## Job
Render every entry verbatim.

## Data for this task
-- Begin --

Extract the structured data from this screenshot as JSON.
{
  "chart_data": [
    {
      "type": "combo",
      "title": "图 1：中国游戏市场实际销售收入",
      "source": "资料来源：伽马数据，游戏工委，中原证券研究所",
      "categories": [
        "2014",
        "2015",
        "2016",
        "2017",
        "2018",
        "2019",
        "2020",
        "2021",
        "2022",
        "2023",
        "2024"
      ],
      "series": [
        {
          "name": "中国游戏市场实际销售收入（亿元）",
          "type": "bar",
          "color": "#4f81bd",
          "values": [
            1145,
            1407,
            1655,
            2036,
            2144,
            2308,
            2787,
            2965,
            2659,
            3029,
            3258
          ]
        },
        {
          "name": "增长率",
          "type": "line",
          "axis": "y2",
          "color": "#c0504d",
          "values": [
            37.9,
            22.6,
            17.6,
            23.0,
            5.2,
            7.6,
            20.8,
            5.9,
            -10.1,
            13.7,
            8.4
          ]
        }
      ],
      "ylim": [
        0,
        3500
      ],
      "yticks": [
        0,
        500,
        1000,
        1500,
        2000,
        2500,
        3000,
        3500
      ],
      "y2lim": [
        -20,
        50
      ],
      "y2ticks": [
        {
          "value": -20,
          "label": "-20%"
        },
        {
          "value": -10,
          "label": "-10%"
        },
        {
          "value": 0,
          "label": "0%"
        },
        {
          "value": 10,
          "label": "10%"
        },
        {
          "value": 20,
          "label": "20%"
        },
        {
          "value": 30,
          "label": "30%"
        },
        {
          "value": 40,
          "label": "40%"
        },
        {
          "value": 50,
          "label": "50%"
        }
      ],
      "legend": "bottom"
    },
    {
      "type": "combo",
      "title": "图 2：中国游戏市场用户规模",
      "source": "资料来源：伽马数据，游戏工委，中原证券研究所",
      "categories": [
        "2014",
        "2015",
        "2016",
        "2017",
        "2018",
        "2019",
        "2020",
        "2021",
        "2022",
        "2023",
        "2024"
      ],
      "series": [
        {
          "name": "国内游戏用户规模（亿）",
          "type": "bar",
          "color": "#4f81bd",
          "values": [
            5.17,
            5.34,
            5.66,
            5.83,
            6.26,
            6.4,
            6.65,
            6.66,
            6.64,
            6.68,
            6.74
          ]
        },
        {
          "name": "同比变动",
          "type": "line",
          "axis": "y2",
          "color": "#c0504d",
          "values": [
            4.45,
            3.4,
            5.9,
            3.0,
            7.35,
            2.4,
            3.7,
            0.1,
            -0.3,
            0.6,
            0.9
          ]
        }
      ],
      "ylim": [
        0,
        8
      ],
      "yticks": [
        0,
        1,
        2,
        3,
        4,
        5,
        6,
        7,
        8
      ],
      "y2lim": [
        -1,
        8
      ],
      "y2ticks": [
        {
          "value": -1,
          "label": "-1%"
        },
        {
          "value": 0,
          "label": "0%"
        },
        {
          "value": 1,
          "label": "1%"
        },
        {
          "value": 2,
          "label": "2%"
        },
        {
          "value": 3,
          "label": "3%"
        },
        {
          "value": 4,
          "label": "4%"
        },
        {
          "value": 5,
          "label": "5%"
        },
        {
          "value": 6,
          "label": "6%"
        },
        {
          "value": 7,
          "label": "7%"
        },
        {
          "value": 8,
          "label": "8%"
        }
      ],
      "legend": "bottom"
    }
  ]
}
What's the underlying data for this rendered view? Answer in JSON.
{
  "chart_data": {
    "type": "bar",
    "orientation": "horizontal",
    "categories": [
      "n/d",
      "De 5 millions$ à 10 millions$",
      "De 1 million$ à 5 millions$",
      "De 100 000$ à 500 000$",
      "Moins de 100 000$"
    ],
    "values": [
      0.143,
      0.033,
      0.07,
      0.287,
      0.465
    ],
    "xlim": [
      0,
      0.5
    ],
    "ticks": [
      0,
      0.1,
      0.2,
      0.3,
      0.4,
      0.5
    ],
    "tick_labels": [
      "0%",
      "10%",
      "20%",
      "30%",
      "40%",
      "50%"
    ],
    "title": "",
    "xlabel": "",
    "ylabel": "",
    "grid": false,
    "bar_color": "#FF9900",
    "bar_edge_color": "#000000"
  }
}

-- End --

## Result for this exercise
Extract the structured data from this screenshot as JSON.
{
  "chart_data": [
    {
      "type": "combo",
      "title": "图 1：中国游戏市场实际销售收入",
      "source": "资料来源：伽马数据，游戏工委，中原证券研究所",
      "categories": [
        "2014",
        "2015",
        "2016",
        "2017",
        "2018",
        "2019",
        "2020",
        "2021",
        "2022",
        "2023",
        "2024"
      ],
      "series": [
        {
          "name": "中国游戏市场实际销售收入（亿元）",
          "type": "bar",
          "color": "#4f81bd",
          "values": [
            1145,
            1407,
            1655,
            2036,
            2144,
            2308,
            2787,
            2965,
            2659,
            3029,
            3258
          ]
        },
        {
          "name": "增长率",
          "type": "line",
          "axis": "y2",
          "color": "#c0504d",
          "values": [
            37.9,
            22.6,
            17.6,
            23.0,
            5.2,
            7.6,
            20.8,
            5.9,
            -10.1,
            13.7,
            8.4
          ]
        }
      ],
      "ylim": [
        0,
        3500
      ],
      "yticks": [
        0,
        500,
        1000,
        1500,
        2000,
        2500,
        3000,
        3500
      ],
      "y2lim": [
        -20,
        50
      ],
      "y2ticks": [
        {
          "value": -20,
          "label": "-20%"
        },
        {
          "value": -10,
          "label": "-10%"
        },
        {
          "value": 0,
          "label": "0%"
        },
        {
          "value": 10,
          "label": "10%"
        },
        {
          "value": 20,
          "label": "20%"
        },
        {
          "value": 30,
          "label": "30%"
        },
        {
          "value": 40,
          "label": "40%"
        },
        {
          "value": 50,
          "label": "50%"
        }
      ],
      "legend": "bottom"
    },
    {
      "type": "combo",
      "title": "图 2：中国游戏市场用户规模",
      "source": "资料来源：伽马数据，游戏工委，中原证券研究所",
      "categories": [
        "2014",
        "2015",
        "2016",
        "2017",
        "2018",
        "2019",
        "2020",
        "2021",
        "2022",
        "2023",
        "2024"
      ],
      "series": [
        {
          "name": "国内游戏用户规模（亿）",
          "type": "bar",
          "color": "#4f81bd",
          "values": [
            5.17,
            5.34,
            5.66,
            5.83,
            6.26,
            6.4,
            6.65,
            6.66,
            6.64,
            6.68,
            6.74
          ]
        },
        {
          "name": "同比变动",
          "type": "line",
          "axis": "y2",
          "color": "#c0504d",
          "values": [
            4.45,
            3.4,
            5.9,
            3.0,
            7.35,
            2.4,
            3.7,
            0.1,
            -0.3,
            0.6,
            0.9
          ]
        }
      ],
      "ylim": [
        0,
        8
      ],
      "yticks": [
        0,
        1,
        2,
        3,
        4,
        5,
        6,
        7,
        8
      ],
      "y2lim": [
        -1,
        8
      ],
      "y2ticks": [
        {
          "value": -1,
          "label": "-1%"
        },
        {
          "value": 0,
          "label": "0%"
        },
        {
          "value": 1,
          "label": "1%"
        },
        {
          "value": 2,
          "label": "2%"
        },
        {
          "value": 3,
          "label": "3%"
        },
        {
          "value": 4,
          "label": "4%"
        },
        {
          "value": 5,
          "label": "5%"
        },
        {
          "value": 6,
          "label": "6%"
        },
        {
          "value": 7,
          "label": "7%"
        },
        {
          "value": 8,
          "label": "8%"
        }
      ],
      "legend": "bottom"
    }
  ]
}
What's the underlying data for this rendered view? Answer in JSON.
{
  "chart_data": {
    "type": "bar",
    "orientation": "horizontal",
    "categories": [
      "n/d",
      "De 5 millions$ à 10 millions$",
      "De 1 million$ à 5 millions$",
      "De 100 000$ à 500 000$",
      "Moins de 100 000$"
    ],
    "values": [
      0.143,
      0.033,
      0.07,
      0.287,
      0.465
    ],
    "xlim": [
      0,
      0.5
    ],
    "ticks": [
      0,
      0.1,
      0.2,
      0.3,
      0.4,
      0.5
    ],
    "tick_labels": [
      "0%",
      "10%",
      "20%",
      "30%",
      "40%",
      "50%"
    ],
    "title": "",
    "xlabel": "",
    "ylabel": "",
    "grid": false,
    "bar_color": "#FF9900",
    "bar_edge_color": "#000000"
  }
}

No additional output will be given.